§ **Written request**:
Retype all of the entries word for word.

Records from a data collection
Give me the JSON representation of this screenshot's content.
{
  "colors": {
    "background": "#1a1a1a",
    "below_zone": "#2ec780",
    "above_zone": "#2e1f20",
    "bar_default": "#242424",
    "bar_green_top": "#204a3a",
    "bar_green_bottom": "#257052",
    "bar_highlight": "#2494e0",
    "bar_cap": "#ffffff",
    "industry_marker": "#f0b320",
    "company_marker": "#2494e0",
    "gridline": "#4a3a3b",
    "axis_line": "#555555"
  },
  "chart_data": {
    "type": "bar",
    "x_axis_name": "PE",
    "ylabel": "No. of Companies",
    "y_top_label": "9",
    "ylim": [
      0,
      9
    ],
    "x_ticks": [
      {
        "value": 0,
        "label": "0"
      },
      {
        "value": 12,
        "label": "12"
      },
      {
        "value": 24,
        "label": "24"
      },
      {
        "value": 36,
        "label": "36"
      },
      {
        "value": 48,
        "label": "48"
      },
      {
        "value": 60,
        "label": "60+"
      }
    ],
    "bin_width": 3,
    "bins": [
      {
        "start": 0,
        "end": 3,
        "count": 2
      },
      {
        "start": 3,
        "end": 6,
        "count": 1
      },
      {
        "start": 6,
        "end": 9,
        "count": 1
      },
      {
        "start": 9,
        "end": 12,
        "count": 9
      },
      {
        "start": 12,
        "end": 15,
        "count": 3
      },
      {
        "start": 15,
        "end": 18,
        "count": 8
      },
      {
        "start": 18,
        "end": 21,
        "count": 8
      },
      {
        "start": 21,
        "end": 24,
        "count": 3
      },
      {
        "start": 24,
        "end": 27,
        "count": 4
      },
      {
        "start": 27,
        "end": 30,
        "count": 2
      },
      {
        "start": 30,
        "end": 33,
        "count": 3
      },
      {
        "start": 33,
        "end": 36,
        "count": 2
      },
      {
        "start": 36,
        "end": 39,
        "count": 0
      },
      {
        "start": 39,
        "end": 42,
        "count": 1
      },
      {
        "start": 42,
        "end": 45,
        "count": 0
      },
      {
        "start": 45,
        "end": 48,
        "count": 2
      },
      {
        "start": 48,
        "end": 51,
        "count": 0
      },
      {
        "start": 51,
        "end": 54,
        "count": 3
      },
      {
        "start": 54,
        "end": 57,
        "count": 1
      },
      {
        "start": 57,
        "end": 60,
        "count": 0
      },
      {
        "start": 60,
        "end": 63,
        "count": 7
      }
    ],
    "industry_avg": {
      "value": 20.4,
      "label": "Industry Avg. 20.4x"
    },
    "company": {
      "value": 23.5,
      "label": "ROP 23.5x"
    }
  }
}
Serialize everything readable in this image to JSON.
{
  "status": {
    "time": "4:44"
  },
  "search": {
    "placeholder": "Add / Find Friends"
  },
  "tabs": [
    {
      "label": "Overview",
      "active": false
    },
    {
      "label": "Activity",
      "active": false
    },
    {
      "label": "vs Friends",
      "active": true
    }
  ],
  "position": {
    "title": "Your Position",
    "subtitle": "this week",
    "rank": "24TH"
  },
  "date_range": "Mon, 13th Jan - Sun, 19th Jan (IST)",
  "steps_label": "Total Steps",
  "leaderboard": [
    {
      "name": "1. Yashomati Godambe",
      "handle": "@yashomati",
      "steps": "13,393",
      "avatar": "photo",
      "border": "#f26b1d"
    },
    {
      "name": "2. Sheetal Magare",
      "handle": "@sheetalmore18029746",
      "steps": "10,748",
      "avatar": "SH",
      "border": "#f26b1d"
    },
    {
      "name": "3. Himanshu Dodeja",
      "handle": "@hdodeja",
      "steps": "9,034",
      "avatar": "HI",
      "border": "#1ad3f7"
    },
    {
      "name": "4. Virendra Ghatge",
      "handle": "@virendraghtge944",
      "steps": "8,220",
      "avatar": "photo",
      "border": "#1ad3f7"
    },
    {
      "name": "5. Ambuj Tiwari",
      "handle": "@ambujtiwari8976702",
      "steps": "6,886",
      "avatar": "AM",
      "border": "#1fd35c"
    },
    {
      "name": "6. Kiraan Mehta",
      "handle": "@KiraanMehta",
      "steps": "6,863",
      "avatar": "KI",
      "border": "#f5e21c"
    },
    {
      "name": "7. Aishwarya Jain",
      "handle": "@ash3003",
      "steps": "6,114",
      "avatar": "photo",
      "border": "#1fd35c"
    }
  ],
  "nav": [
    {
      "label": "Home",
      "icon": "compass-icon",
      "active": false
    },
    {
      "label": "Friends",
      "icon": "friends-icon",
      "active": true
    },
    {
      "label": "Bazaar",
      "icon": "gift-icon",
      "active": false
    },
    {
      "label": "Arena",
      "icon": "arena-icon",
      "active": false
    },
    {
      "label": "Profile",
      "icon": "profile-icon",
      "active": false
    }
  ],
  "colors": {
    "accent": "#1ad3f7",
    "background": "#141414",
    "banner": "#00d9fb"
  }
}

§ **Full answer**:
Give me the JSON representation of this screenshot's content.
{
  "colors": {
    "background": "#1a1a1a",
    "below_zone": "#2ec780",
    "above_zone": "#2e1f20",
    "bar_default": "#242424",
    "bar_green_top": "#204a3a",
    "bar_green_bottom": "#257052",
    "bar_highlight": "#2494e0",
    "bar_cap": "#ffffff",
    "industry_marker": "#f0b320",
    "company_marker": "#2494e0",
    "gridline": "#4a3a3b",
    "axis_line": "#555555"
  },
  "chart_data": {
    "type": "bar",
    "x_axis_name": "PE",
    "ylabel": "No. of Companies",
    "y_top_label": "9",
    "ylim": [
      0,
      9
    ],
    "x_ticks": [
      {
        "value": 0,
        "label": "0"
      },
      {
        "value": 12,
        "label": "12"
      },
      {
        "value": 24,
        "label": "24"
      },
      {
        "value": 36,
        "label": "36"
      },
      {
        "value": 48,
        "label": "48"
      },
      {
        "value": 60,
        "label": "60+"
      }
    ],
    "bin_width": 3,
    "bins": [
      {
        "start": 0,
        "end": 3,
        "count": 2
      },
      {
        "start": 3,
        "end": 6,
        "count": 1
      },
      {
        "start": 6,
        "end": 9,
        "count": 1
      },
      {
        "start": 9,
        "end": 12,
        "count": 9
      },
      {
        "start": 12,
        "end": 15,
        "count": 3
      },
      {
        "start": 15,
        "end": 18,
        "count": 8
      },
      {
        "start": 18,
        "end": 21,
        "count": 8
      },
      {
        "start": 21,
        "end": 24,
        "count": 3
      },
      {
        "start": 24,
        "end": 27,
        "count": 4
      },
      {
        "start": 27,
        "end": 30,
        "count": 2
      },
      {
        "start": 30,
        "end": 33,
        "count": 3
      },
      {
        "start": 33,
        "end": 36,
        "count": 2
      },
      {
        "start": 36,
        "end": 39,
        "count": 0
      },
      {
        "start": 39,
        "end": 42,
        "count": 1
      },
      {
        "start": 42,
        "end": 45,
        "count": 0
      },
      {
        "start": 45,
        "end": 48,
        "count": 2
      },
      {
        "start": 48,
        "end": 51,
        "count": 0
      },
      {
        "start": 51,
        "end": 54,
        "count": 3
      },
      {
        "start": 54,
        "end": 57,
        "count": 1
      },
      {
        "start": 57,
        "end": 60,
        "count": 0
      },
      {
        "start": 60,
        "end": 63,
        "count": 7
      }
    ],
    "industry_avg": {
      "value": 20.4,
      "label": "Industry Avg. 20.4x"
    },
    "company": {
      "value": 23.5,
      "label": "ROP 23.5x"
    }
  }
}
Serialize everything readable in this image to JSON.
{
  "status": {
    "time": "4:44"
  },
  "search": {
    "placeholder": "Add / Find Friends"
  },
  "tabs": [
    {
      "label": "Overview",
      "active": false
    },
    {
      "label": "Activity",
      "active": false
    },
    {
      "label": "vs Friends",
      "active": true
    }
  ],
  "position": {
    "title": "Your Position",
    "subtitle": "this week",
    "rank": "24TH"
  },
  "date_range": "Mon, 13th Jan - Sun, 19th Jan (IST)",
  "steps_label": "Total Steps",
  "leaderboard": [
    {
      "name": "1. Yashomati Godambe",
      "handle": "@yashomati",
      "steps": "13,393",
      "avatar": "photo",
      "border": "#f26b1d"
    },
    {
      "name": "2. Sheetal Magare",
      "handle": "@sheetalmore18029746",
      "steps": "10,748",
      "avatar": "SH",
      "border": "#f26b1d"
    },
    {
      "name": "3. Himanshu Dodeja",
      "handle": "@hdodeja",
      "steps": "9,034",
      "avatar": "HI",
      "border": "#1ad3f7"
    },
    {
      "name": "4. Virendra Ghatge",
      "handle": "@virendraghtge944",
      "steps": "8,220",
      "avatar": "photo",
      "border": "#1ad3f7"
    },
    {
      "name": "5. Ambuj Tiwari",
      "handle": "@ambujtiwari8976702",
      "steps": "6,886",
      "avatar": "AM",
      "border": "#1fd35c"
    },
    {
      "name": "6. Kiraan Mehta",
      "handle": "@KiraanMehta",
      "steps": "6,863",
      "avatar": "KI",
      "border": "#f5e21c"
    },
    {
      "name": "7. Aishwarya Jain",
      "handle": "@ash3003",
      "steps": "6,114",
      "avatar": "photo",
      "border": "#1fd35c"
    }
  ],
  "nav": [
    {
      "label": "Home",
      "icon": "compass-icon",
      "active": false
    },
    {
      "label": "Friends",
      "icon": "friends-icon",
      "active": true
    },
    {
      "label": "Bazaar",
      "icon": "gift-icon",
      "active": false
    },
    {
      "label": "Arena",
      "icon": "arena-icon",
      "active": false
    },
    {
      "label": "Profile",
      "icon": "profile-icon",
      "active": false
    }
  ],
  "colors": {
    "accent": "#1ad3f7",
    "background": "#141414",
    "banner": "#00d9fb"
  }
}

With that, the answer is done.